• **TO DO**
Copy every entry word for word. Skip the pictures.

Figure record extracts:
>> BEGIN
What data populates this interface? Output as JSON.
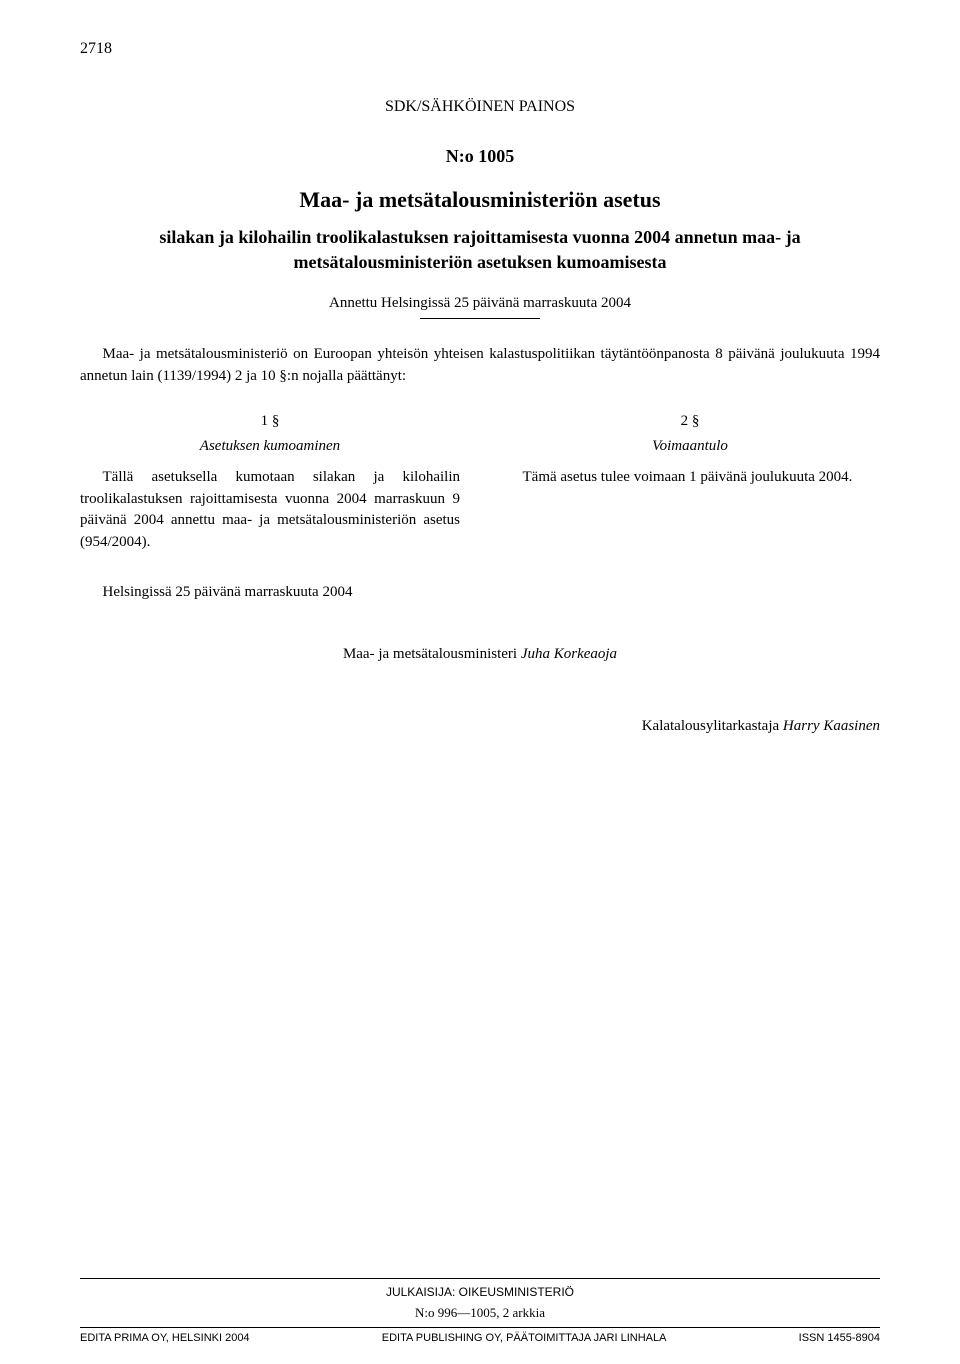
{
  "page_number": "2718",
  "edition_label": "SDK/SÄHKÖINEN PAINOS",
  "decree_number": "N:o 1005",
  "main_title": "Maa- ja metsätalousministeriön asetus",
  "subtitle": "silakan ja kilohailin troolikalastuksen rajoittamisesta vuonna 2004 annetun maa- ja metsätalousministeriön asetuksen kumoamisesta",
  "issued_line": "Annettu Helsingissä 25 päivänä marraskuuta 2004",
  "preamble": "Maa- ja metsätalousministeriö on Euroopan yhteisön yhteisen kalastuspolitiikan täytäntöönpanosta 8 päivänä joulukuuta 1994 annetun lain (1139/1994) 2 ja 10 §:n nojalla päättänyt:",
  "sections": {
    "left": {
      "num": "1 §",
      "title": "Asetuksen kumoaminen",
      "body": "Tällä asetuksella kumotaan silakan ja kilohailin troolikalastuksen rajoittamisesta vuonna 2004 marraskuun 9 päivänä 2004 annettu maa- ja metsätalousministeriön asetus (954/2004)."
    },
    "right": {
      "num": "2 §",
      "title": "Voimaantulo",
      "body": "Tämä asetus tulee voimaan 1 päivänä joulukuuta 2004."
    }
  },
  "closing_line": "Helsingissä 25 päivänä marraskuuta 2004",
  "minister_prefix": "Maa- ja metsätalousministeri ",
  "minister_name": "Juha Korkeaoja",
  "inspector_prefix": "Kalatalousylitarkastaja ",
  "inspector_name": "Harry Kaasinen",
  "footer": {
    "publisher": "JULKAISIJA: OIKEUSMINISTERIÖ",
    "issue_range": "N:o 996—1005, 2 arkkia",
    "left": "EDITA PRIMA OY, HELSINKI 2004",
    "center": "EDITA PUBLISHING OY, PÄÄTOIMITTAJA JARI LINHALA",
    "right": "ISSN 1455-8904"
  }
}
>> END
• **OUTPUT FOR THIS TASK**
What data populates this interface? Output as JSON.
{
  "page_number": "2718",
  "edition_label": "SDK/SÄHKÖINEN PAINOS",
  "decree_number": "N:o 1005",
  "main_title": "Maa- ja metsätalousministeriön asetus",
  "subtitle": "silakan ja kilohailin troolikalastuksen rajoittamisesta vuonna 2004 annetun maa- ja metsätalousministeriön asetuksen kumoamisesta",
  "issued_line": "Annettu Helsingissä 25 päivänä marraskuuta 2004",
  "preamble": "Maa- ja metsätalousministeriö on Euroopan yhteisön yhteisen kalastuspolitiikan täytäntöönpanosta 8 päivänä joulukuuta 1994 annetun lain (1139/1994) 2 ja 10 §:n nojalla päättänyt:",
  "sections": {
    "left": {
      "num": "1 §",
      "title": "Asetuksen kumoaminen",
      "body": "Tällä asetuksella kumotaan silakan ja kilohailin troolikalastuksen rajoittamisesta vuonna 2004 marraskuun 9 päivänä 2004 annettu maa- ja metsätalousministeriön asetus (954/2004)."
    },
    "right": {
      "num": "2 §",
      "title": "Voimaantulo",
      "body": "Tämä asetus tulee voimaan 1 päivänä joulukuuta 2004."
    }
  },
  "closing_line": "Helsingissä 25 päivänä marraskuuta 2004",
  "minister_prefix": "Maa- ja metsätalousministeri ",
  "minister_name": "Juha Korkeaoja",
  "inspector_prefix": "Kalatalousylitarkastaja ",
  "inspector_name": "Harry Kaasinen",
  "footer": {
    "publisher": "JULKAISIJA: OIKEUSMINISTERIÖ",
    "issue_range": "N:o 996—1005, 2 arkkia",
    "left": "EDITA PRIMA OY, HELSINKI 2004",
    "center": "EDITA PUBLISHING OY, PÄÄTOIMITTAJA JARI LINHALA",
    "right": "ISSN 1455-8904"
  }
}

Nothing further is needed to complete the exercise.